** BEGIN Listed records **

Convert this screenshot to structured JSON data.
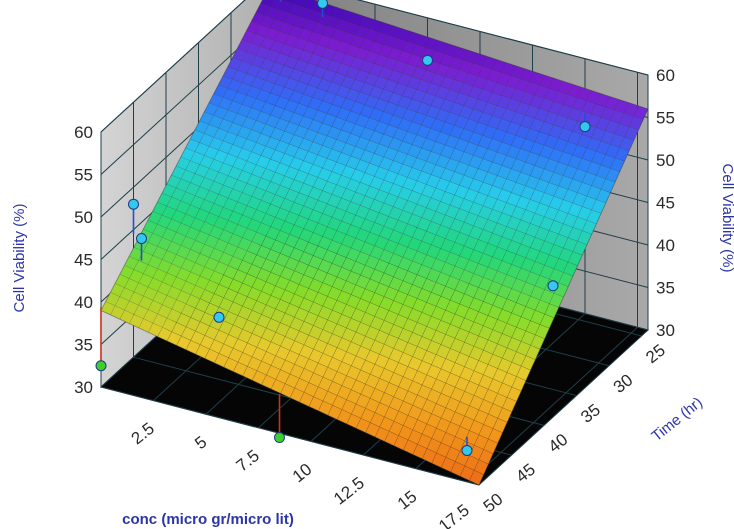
{
  "chart_data": {
    "type": "surface3d",
    "axes": {
      "x": {
        "label": "conc (micro gr/micro lit)",
        "ticks": [
          "2.5",
          "5",
          "7.5",
          "10",
          "12.5",
          "15",
          "17.5"
        ],
        "range": [
          0,
          18
        ]
      },
      "y": {
        "label": "Time (hr)",
        "ticks": [
          "25",
          "30",
          "35",
          "40",
          "45",
          "50"
        ],
        "range": [
          24,
          50
        ]
      },
      "z": {
        "label_left": "Cell Viability (%)",
        "label_right": "Cell Viability (%)",
        "ticks_left": [
          "30",
          "35",
          "40",
          "45",
          "50",
          "55",
          "60"
        ],
        "ticks_right": [
          "30",
          "35",
          "40",
          "45",
          "50",
          "55",
          "60"
        ],
        "range": [
          30,
          60
        ]
      }
    },
    "surface": {
      "model": "linear",
      "corners": [
        {
          "x": 0,
          "y": 24,
          "z": 59
        },
        {
          "x": 18,
          "y": 24,
          "z": 56
        },
        {
          "x": 0,
          "y": 50,
          "z": 39
        },
        {
          "x": 18,
          "y": 50,
          "z": 30
        }
      ],
      "colormap": [
        "#2300aa",
        "#7c1ccf",
        "#2f6ef7",
        "#27cdea",
        "#22d77b",
        "#86dc2a",
        "#e8c92d",
        "#f19a1c",
        "#ee6a16"
      ]
    },
    "points": [
      {
        "x": 0.5,
        "y": 24,
        "z": 60,
        "fitted": 57.4,
        "side": "above"
      },
      {
        "x": 2.5,
        "y": 24,
        "z": 58.5,
        "fitted": 56.9,
        "side": "above"
      },
      {
        "x": 2.5,
        "y": 25,
        "z": 53,
        "fitted": 56.2,
        "side": "below"
      },
      {
        "x": 7.5,
        "y": 24,
        "z": 55,
        "fitted": 55.4,
        "side": "above"
      },
      {
        "x": 15,
        "y": 24,
        "z": 52,
        "fitted": 53.6,
        "side": "above"
      },
      {
        "x": 17.5,
        "y": 37,
        "z": 44,
        "fitted": 44,
        "side": "above"
      },
      {
        "x": 0,
        "y": 45,
        "z": 48,
        "fitted": 44.5,
        "side": "above"
      },
      {
        "x": 1,
        "y": 47,
        "z": 46,
        "fitted": 43.4,
        "side": "above"
      },
      {
        "x": 5,
        "y": 48,
        "z": 40,
        "fitted": 40.5,
        "side": "above"
      },
      {
        "x": 0,
        "y": 50,
        "z": 32.5,
        "fitted": 39.4,
        "side": "below"
      },
      {
        "x": 8.5,
        "y": 50,
        "z": 29.5,
        "fitted": 34.6,
        "side": "below"
      },
      {
        "x": 16.5,
        "y": 47,
        "z": 31,
        "fitted": 32.6,
        "side": "above"
      }
    ],
    "colors": {
      "point_above": "#34c8ee",
      "point_below": "#3fcf2c",
      "stem_above": "#2050d0",
      "stem_below": "#c8321e",
      "floor": "#050505",
      "walls": "#a5a5a5",
      "grid": "#1f3e4a"
    }
  }
}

** END Listed records **

**Task requirements**
Give every line back word for word and leave the pictures out.

**Reply**
Convert this screenshot to structured JSON data.
{
  "chart_data": {
    "type": "surface3d",
    "axes": {
      "x": {
        "label": "conc (micro gr/micro lit)",
        "ticks": [
          "2.5",
          "5",
          "7.5",
          "10",
          "12.5",
          "15",
          "17.5"
        ],
        "range": [
          0,
          18
        ]
      },
      "y": {
        "label": "Time (hr)",
        "ticks": [
          "25",
          "30",
          "35",
          "40",
          "45",
          "50"
        ],
        "range": [
          24,
          50
        ]
      },
      "z": {
        "label_left": "Cell Viability (%)",
        "label_right": "Cell Viability (%)",
        "ticks_left": [
          "30",
          "35",
          "40",
          "45",
          "50",
          "55",
          "60"
        ],
        "ticks_right": [
          "30",
          "35",
          "40",
          "45",
          "50",
          "55",
          "60"
        ],
        "range": [
          30,
          60
        ]
      }
    },
    "surface": {
      "model": "linear",
      "corners": [
        {
          "x": 0,
          "y": 24,
          "z": 59
        },
        {
          "x": 18,
          "y": 24,
          "z": 56
        },
        {
          "x": 0,
          "y": 50,
          "z": 39
        },
        {
          "x": 18,
          "y": 50,
          "z": 30
        }
      ],
      "colormap": [
        "#2300aa",
        "#7c1ccf",
        "#2f6ef7",
        "#27cdea",
        "#22d77b",
        "#86dc2a",
        "#e8c92d",
        "#f19a1c",
        "#ee6a16"
      ]
    },
    "points": [
      {
        "x": 0.5,
        "y": 24,
        "z": 60,
        "fitted": 57.4,
        "side": "above"
      },
      {
        "x": 2.5,
        "y": 24,
        "z": 58.5,
        "fitted": 56.9,
        "side": "above"
      },
      {
        "x": 2.5,
        "y": 25,
        "z": 53,
        "fitted": 56.2,
        "side": "below"
      },
      {
        "x": 7.5,
        "y": 24,
        "z": 55,
        "fitted": 55.4,
        "side": "above"
      },
      {
        "x": 15,
        "y": 24,
        "z": 52,
        "fitted": 53.6,
        "side": "above"
      },
      {
        "x": 17.5,
        "y": 37,
        "z": 44,
        "fitted": 44,
        "side": "above"
      },
      {
        "x": 0,
        "y": 45,
        "z": 48,
        "fitted": 44.5,
        "side": "above"
      },
      {
        "x": 1,
        "y": 47,
        "z": 46,
        "fitted": 43.4,
        "side": "above"
      },
      {
        "x": 5,
        "y": 48,
        "z": 40,
        "fitted": 40.5,
        "side": "above"
      },
      {
        "x": 0,
        "y": 50,
        "z": 32.5,
        "fitted": 39.4,
        "side": "below"
      },
      {
        "x": 8.5,
        "y": 50,
        "z": 29.5,
        "fitted": 34.6,
        "side": "below"
      },
      {
        "x": 16.5,
        "y": 47,
        "z": 31,
        "fitted": 32.6,
        "side": "above"
      }
    ],
    "colors": {
      "point_above": "#34c8ee",
      "point_below": "#3fcf2c",
      "stem_above": "#2050d0",
      "stem_below": "#c8321e",
      "floor": "#050505",
      "walls": "#a5a5a5",
      "grid": "#1f3e4a"
    }
  }
}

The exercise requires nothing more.